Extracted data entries
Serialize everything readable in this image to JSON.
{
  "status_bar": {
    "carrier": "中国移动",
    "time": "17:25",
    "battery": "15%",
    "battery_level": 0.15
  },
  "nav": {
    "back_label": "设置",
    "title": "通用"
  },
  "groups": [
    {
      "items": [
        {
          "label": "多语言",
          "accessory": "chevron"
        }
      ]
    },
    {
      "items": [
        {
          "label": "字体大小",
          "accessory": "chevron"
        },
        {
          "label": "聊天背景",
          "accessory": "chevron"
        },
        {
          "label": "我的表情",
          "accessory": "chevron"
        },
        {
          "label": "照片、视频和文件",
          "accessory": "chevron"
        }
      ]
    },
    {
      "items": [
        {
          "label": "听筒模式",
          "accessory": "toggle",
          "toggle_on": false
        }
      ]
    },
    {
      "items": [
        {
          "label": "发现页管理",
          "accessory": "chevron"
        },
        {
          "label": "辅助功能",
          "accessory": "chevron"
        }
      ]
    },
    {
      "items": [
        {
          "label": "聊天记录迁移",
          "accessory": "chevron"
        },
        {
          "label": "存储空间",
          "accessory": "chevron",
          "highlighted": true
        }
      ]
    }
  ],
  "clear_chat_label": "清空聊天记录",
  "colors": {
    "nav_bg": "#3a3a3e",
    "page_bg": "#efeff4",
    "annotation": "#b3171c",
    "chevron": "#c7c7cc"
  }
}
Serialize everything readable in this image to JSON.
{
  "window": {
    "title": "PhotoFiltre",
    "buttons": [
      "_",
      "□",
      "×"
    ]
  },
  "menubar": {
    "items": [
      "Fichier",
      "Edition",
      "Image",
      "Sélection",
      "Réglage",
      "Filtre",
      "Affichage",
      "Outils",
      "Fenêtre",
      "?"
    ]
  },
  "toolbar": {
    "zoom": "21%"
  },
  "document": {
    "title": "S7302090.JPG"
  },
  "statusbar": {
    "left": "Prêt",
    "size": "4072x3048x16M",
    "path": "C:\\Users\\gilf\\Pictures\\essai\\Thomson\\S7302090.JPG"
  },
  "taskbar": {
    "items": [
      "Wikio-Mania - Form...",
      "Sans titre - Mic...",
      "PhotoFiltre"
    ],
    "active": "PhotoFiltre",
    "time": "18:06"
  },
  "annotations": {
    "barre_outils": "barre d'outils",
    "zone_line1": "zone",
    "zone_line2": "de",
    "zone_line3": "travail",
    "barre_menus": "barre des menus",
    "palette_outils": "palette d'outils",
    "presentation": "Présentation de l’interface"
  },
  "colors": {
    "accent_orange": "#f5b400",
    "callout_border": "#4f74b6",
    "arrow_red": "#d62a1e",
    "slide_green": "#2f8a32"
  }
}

Problem to solve
Give all the records again. Match them exactly.

The answer
Serialize everything readable in this image to JSON.
{
  "status_bar": {
    "carrier": "中国移动",
    "time": "17:25",
    "battery": "15%",
    "battery_level": 0.15
  },
  "nav": {
    "back_label": "设置",
    "title": "通用"
  },
  "groups": [
    {
      "items": [
        {
          "label": "多语言",
          "accessory": "chevron"
        }
      ]
    },
    {
      "items": [
        {
          "label": "字体大小",
          "accessory": "chevron"
        },
        {
          "label": "聊天背景",
          "accessory": "chevron"
        },
        {
          "label": "我的表情",
          "accessory": "chevron"
        },
        {
          "label": "照片、视频和文件",
          "accessory": "chevron"
        }
      ]
    },
    {
      "items": [
        {
          "label": "听筒模式",
          "accessory": "toggle",
          "toggle_on": false
        }
      ]
    },
    {
      "items": [
        {
          "label": "发现页管理",
          "accessory": "chevron"
        },
        {
          "label": "辅助功能",
          "accessory": "chevron"
        }
      ]
    },
    {
      "items": [
        {
          "label": "聊天记录迁移",
          "accessory": "chevron"
        },
        {
          "label": "存储空间",
          "accessory": "chevron",
          "highlighted": true
        }
      ]
    }
  ],
  "clear_chat_label": "清空聊天记录",
  "colors": {
    "nav_bg": "#3a3a3e",
    "page_bg": "#efeff4",
    "annotation": "#b3171c",
    "chevron": "#c7c7cc"
  }
}
Serialize everything readable in this image to JSON.
{
  "window": {
    "title": "PhotoFiltre",
    "buttons": [
      "_",
      "□",
      "×"
    ]
  },
  "menubar": {
    "items": [
      "Fichier",
      "Edition",
      "Image",
      "Sélection",
      "Réglage",
      "Filtre",
      "Affichage",
      "Outils",
      "Fenêtre",
      "?"
    ]
  },
  "toolbar": {
    "zoom": "21%"
  },
  "document": {
    "title": "S7302090.JPG"
  },
  "statusbar": {
    "left": "Prêt",
    "size": "4072x3048x16M",
    "path": "C:\\Users\\gilf\\Pictures\\essai\\Thomson\\S7302090.JPG"
  },
  "taskbar": {
    "items": [
      "Wikio-Mania - Form...",
      "Sans titre - Mic...",
      "PhotoFiltre"
    ],
    "active": "PhotoFiltre",
    "time": "18:06"
  },
  "annotations": {
    "barre_outils": "barre d'outils",
    "zone_line1": "zone",
    "zone_line2": "de",
    "zone_line3": "travail",
    "barre_menus": "barre des menus",
    "palette_outils": "palette d'outils",
    "presentation": "Présentation de l’interface"
  },
  "colors": {
    "accent_orange": "#f5b400",
    "callout_border": "#4f74b6",
    "arrow_red": "#d62a1e",
    "slide_green": "#2f8a32"
  }
}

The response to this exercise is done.